EXERCISE REQUIREMENTS: Give only a count of the lines that include the string "Reservas".

Collected data:

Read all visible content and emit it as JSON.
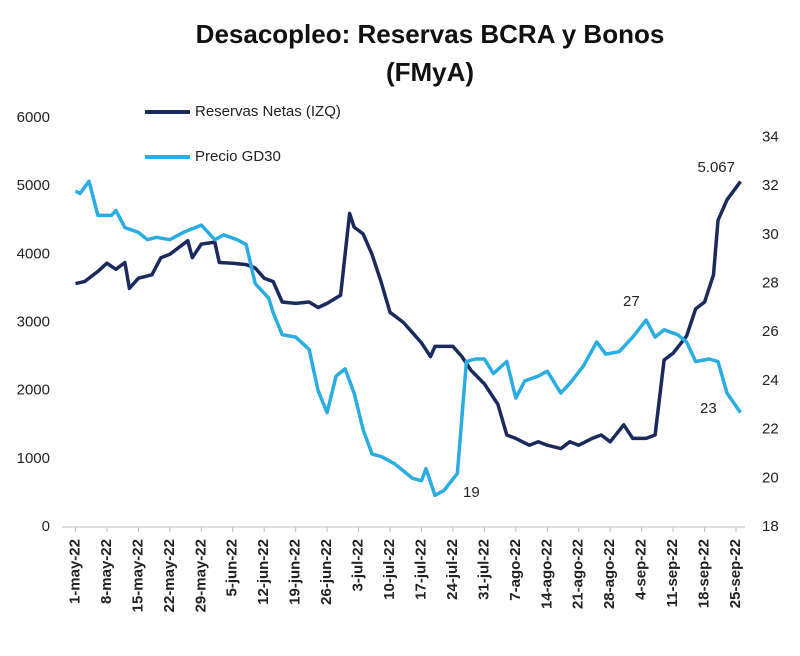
{
  "chart_data": {
    "type": "line",
    "title": [
      "Desacopleo: Reservas BCRA y Bonos",
      "(FMyA)"
    ],
    "xlim": [
      "2022-04-28",
      "2022-09-27"
    ],
    "xticks": [
      {
        "value": "2022-05-01",
        "label": "1-may-22"
      },
      {
        "value": "2022-05-08",
        "label": "8-may-22"
      },
      {
        "value": "2022-05-15",
        "label": "15-may-22"
      },
      {
        "value": "2022-05-22",
        "label": "22-may-22"
      },
      {
        "value": "2022-05-29",
        "label": "29-may-22"
      },
      {
        "value": "2022-06-05",
        "label": "5-jun-22"
      },
      {
        "value": "2022-06-12",
        "label": "12-jun-22"
      },
      {
        "value": "2022-06-19",
        "label": "19-jun-22"
      },
      {
        "value": "2022-06-26",
        "label": "26-jun-22"
      },
      {
        "value": "2022-07-03",
        "label": "3-jul-22"
      },
      {
        "value": "2022-07-10",
        "label": "10-jul-22"
      },
      {
        "value": "2022-07-17",
        "label": "17-jul-22"
      },
      {
        "value": "2022-07-24",
        "label": "24-jul-22"
      },
      {
        "value": "2022-07-31",
        "label": "31-jul-22"
      },
      {
        "value": "2022-08-07",
        "label": "7-ago-22"
      },
      {
        "value": "2022-08-14",
        "label": "14-ago-22"
      },
      {
        "value": "2022-08-21",
        "label": "21-ago-22"
      },
      {
        "value": "2022-08-28",
        "label": "28-ago-22"
      },
      {
        "value": "2022-09-04",
        "label": "4-sep-22"
      },
      {
        "value": "2022-09-11",
        "label": "11-sep-22"
      },
      {
        "value": "2022-09-18",
        "label": "18-sep-22"
      },
      {
        "value": "2022-09-25",
        "label": "25-sep-22"
      }
    ],
    "ylim": [
      0,
      6000
    ],
    "yticks": [
      0,
      1000,
      2000,
      3000,
      4000,
      5000,
      6000
    ],
    "y2lim": [
      18,
      34.8
    ],
    "y2ticks": [
      18,
      20,
      22,
      24,
      26,
      28,
      30,
      32,
      34
    ],
    "legend": "upper-left",
    "series": [
      {
        "name": "Reservas Netas (IZQ)",
        "color": "#1b2a5c",
        "x": [
          "2022-05-01",
          "2022-05-03",
          "2022-05-06",
          "2022-05-08",
          "2022-05-10",
          "2022-05-12",
          "2022-05-13",
          "2022-05-15",
          "2022-05-18",
          "2022-05-20",
          "2022-05-22",
          "2022-05-24",
          "2022-05-26",
          "2022-05-27",
          "2022-05-29",
          "2022-06-01",
          "2022-06-02",
          "2022-06-05",
          "2022-06-08",
          "2022-06-10",
          "2022-06-12",
          "2022-06-14",
          "2022-06-16",
          "2022-06-19",
          "2022-06-22",
          "2022-06-24",
          "2022-06-26",
          "2022-06-29",
          "2022-07-01",
          "2022-07-02",
          "2022-07-04",
          "2022-07-06",
          "2022-07-08",
          "2022-07-10",
          "2022-07-13",
          "2022-07-15",
          "2022-07-17",
          "2022-07-19",
          "2022-07-20",
          "2022-07-24",
          "2022-07-26",
          "2022-07-28",
          "2022-07-31",
          "2022-08-03",
          "2022-08-05",
          "2022-08-07",
          "2022-08-10",
          "2022-08-12",
          "2022-08-14",
          "2022-08-17",
          "2022-08-19",
          "2022-08-21",
          "2022-08-24",
          "2022-08-26",
          "2022-08-28",
          "2022-08-31",
          "2022-09-02",
          "2022-09-05",
          "2022-09-07",
          "2022-09-09",
          "2022-09-11",
          "2022-09-14",
          "2022-09-16",
          "2022-09-18",
          "2022-09-20",
          "2022-09-21",
          "2022-09-23",
          "2022-09-26"
        ],
        "values": [
          3570,
          3600,
          3750,
          3870,
          3780,
          3880,
          3500,
          3650,
          3700,
          3950,
          4000,
          4100,
          4200,
          3950,
          4150,
          4180,
          3880,
          3870,
          3850,
          3800,
          3650,
          3600,
          3300,
          3280,
          3300,
          3220,
          3280,
          3400,
          4600,
          4400,
          4300,
          4000,
          3600,
          3150,
          3000,
          2850,
          2700,
          2500,
          2650,
          2650,
          2500,
          2300,
          2100,
          1800,
          1350,
          1300,
          1200,
          1250,
          1200,
          1150,
          1250,
          1200,
          1300,
          1350,
          1250,
          1500,
          1300,
          1300,
          1350,
          2450,
          2550,
          2800,
          3200,
          3300,
          3700,
          4500,
          4800,
          5067
        ]
      },
      {
        "name": "Precio GD30",
        "color": "#29ade3",
        "axis": "y2",
        "x": [
          "2022-05-01",
          "2022-05-02",
          "2022-05-04",
          "2022-05-06",
          "2022-05-09",
          "2022-05-10",
          "2022-05-12",
          "2022-05-15",
          "2022-05-17",
          "2022-05-19",
          "2022-05-22",
          "2022-05-25",
          "2022-05-29",
          "2022-06-01",
          "2022-06-03",
          "2022-06-06",
          "2022-06-08",
          "2022-06-10",
          "2022-06-13",
          "2022-06-14",
          "2022-06-16",
          "2022-06-19",
          "2022-06-22",
          "2022-06-24",
          "2022-06-26",
          "2022-06-28",
          "2022-06-30",
          "2022-07-02",
          "2022-07-04",
          "2022-07-06",
          "2022-07-08",
          "2022-07-11",
          "2022-07-13",
          "2022-07-15",
          "2022-07-17",
          "2022-07-18",
          "2022-07-20",
          "2022-07-22",
          "2022-07-25",
          "2022-07-27",
          "2022-07-29",
          "2022-07-31",
          "2022-08-02",
          "2022-08-05",
          "2022-08-07",
          "2022-08-09",
          "2022-08-12",
          "2022-08-14",
          "2022-08-17",
          "2022-08-19",
          "2022-08-22",
          "2022-08-25",
          "2022-08-27",
          "2022-08-30",
          "2022-09-02",
          "2022-09-05",
          "2022-09-07",
          "2022-09-09",
          "2022-09-12",
          "2022-09-14",
          "2022-09-16",
          "2022-09-19",
          "2022-09-21",
          "2022-09-23",
          "2022-09-26"
        ],
        "values": [
          31.8,
          31.7,
          32.2,
          30.8,
          30.8,
          31.0,
          30.3,
          30.1,
          29.8,
          29.9,
          29.8,
          30.1,
          30.4,
          29.8,
          30.0,
          29.8,
          29.6,
          28.0,
          27.4,
          26.8,
          25.9,
          25.8,
          25.3,
          23.6,
          22.7,
          24.2,
          24.5,
          23.5,
          22.0,
          21.0,
          20.9,
          20.6,
          20.3,
          20.0,
          19.9,
          20.4,
          19.3,
          19.5,
          20.2,
          24.8,
          24.9,
          24.9,
          24.3,
          24.8,
          23.3,
          24.0,
          24.2,
          24.4,
          23.5,
          23.9,
          24.6,
          25.6,
          25.1,
          25.2,
          25.8,
          26.5,
          25.8,
          26.1,
          25.9,
          25.6,
          24.8,
          24.9,
          24.8,
          23.5,
          22.7
        ]
      }
    ],
    "annotations": [
      "5.067",
      "19",
      "27",
      "23"
    ]
  }
}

RESULT OF THE EXERCISE: 2